■ WHAT THE TASK REQUIRES: Make a tally of the lines in the records that include the string "Router", and give only that number.

[Collected data]
________
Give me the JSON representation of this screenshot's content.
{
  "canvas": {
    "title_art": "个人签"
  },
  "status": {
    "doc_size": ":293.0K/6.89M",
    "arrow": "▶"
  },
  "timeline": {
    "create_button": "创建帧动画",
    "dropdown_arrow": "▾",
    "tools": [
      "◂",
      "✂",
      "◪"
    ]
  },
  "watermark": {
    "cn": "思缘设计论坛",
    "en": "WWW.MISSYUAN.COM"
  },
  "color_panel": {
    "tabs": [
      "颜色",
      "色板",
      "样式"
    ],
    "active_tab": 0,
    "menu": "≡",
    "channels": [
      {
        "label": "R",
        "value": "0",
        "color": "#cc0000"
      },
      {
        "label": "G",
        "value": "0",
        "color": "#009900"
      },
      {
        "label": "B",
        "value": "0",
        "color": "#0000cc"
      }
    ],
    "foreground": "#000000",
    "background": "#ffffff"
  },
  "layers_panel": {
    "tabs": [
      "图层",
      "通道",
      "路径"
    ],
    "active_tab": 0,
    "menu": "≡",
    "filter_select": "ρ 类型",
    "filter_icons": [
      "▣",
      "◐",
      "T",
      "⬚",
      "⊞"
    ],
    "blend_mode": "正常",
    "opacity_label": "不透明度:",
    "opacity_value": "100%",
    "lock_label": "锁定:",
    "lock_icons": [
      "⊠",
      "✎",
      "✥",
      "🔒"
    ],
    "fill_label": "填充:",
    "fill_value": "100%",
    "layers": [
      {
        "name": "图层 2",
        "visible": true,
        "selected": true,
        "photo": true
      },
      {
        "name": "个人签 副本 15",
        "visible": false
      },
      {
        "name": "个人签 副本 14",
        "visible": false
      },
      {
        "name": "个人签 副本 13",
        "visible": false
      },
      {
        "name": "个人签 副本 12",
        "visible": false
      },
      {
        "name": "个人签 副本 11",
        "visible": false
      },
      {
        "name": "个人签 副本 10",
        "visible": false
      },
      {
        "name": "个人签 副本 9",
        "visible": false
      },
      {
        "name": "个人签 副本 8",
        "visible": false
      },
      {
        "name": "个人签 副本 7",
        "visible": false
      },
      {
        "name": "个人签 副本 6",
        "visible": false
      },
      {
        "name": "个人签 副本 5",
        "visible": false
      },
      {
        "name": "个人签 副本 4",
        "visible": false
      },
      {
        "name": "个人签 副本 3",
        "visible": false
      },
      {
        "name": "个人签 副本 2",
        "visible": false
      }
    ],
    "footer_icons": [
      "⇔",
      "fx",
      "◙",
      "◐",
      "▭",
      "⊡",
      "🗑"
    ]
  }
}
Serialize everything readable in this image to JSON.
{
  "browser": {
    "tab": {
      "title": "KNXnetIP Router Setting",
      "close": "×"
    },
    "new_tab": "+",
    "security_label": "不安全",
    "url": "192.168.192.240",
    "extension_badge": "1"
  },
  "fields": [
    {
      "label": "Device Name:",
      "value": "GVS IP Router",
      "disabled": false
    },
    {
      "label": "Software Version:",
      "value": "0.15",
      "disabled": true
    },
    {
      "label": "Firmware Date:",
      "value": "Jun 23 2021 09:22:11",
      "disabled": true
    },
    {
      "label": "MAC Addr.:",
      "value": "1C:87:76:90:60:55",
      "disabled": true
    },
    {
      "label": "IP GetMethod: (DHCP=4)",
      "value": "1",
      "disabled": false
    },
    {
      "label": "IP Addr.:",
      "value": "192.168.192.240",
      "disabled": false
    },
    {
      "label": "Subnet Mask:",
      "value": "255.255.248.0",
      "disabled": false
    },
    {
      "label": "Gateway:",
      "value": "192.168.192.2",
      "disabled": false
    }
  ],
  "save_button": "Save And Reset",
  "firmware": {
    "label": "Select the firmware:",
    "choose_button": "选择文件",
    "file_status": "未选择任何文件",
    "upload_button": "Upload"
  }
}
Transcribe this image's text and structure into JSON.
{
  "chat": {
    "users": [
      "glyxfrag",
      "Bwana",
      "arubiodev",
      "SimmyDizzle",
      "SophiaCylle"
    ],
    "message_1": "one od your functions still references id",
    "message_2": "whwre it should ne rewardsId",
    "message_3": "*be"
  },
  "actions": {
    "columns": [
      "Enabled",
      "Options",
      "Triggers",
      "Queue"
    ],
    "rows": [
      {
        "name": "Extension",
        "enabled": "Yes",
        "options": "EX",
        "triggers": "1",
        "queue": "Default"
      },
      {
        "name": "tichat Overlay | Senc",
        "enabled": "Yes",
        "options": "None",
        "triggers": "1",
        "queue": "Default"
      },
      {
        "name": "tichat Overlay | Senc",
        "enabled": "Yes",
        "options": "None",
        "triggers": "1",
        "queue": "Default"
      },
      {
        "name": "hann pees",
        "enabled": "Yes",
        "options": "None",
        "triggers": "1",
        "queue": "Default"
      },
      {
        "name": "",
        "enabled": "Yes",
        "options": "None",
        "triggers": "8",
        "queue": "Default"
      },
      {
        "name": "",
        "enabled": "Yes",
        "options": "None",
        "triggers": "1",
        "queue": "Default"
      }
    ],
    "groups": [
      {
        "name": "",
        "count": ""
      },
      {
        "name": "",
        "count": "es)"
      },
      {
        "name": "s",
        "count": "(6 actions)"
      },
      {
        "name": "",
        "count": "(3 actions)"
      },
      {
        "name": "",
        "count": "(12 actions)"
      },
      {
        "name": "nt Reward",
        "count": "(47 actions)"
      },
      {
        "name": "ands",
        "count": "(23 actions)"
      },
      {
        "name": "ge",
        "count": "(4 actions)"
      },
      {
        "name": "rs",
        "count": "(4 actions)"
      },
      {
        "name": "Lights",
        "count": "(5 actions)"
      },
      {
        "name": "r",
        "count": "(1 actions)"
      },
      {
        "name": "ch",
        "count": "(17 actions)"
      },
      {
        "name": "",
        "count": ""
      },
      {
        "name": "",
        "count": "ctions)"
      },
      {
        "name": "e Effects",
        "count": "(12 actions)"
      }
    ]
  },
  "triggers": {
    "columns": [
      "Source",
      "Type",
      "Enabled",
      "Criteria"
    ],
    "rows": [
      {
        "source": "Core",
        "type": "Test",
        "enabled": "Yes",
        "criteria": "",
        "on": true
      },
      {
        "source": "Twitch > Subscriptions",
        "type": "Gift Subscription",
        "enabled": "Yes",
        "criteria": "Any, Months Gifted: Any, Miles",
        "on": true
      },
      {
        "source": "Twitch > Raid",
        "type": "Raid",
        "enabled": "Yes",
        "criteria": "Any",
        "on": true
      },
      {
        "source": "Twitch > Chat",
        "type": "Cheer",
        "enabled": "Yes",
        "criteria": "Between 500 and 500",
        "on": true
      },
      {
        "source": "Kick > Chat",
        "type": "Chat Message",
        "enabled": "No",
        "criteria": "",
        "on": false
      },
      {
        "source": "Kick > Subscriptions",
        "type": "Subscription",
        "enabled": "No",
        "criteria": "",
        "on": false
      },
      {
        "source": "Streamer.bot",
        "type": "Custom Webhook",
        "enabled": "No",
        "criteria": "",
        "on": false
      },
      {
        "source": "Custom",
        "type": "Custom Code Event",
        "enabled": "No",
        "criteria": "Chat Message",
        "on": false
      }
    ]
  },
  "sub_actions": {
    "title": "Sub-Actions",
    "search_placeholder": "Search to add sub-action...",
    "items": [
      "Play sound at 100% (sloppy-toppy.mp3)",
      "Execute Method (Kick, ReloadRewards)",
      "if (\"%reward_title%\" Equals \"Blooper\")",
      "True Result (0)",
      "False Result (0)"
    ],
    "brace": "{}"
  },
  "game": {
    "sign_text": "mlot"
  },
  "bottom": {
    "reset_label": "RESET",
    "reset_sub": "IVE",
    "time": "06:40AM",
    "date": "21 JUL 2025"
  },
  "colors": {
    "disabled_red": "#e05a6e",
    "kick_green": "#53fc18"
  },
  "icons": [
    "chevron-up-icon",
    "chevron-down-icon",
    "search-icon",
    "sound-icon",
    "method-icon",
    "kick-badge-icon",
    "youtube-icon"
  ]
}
________
■ SOLUTION TO THE PROBLEM: 2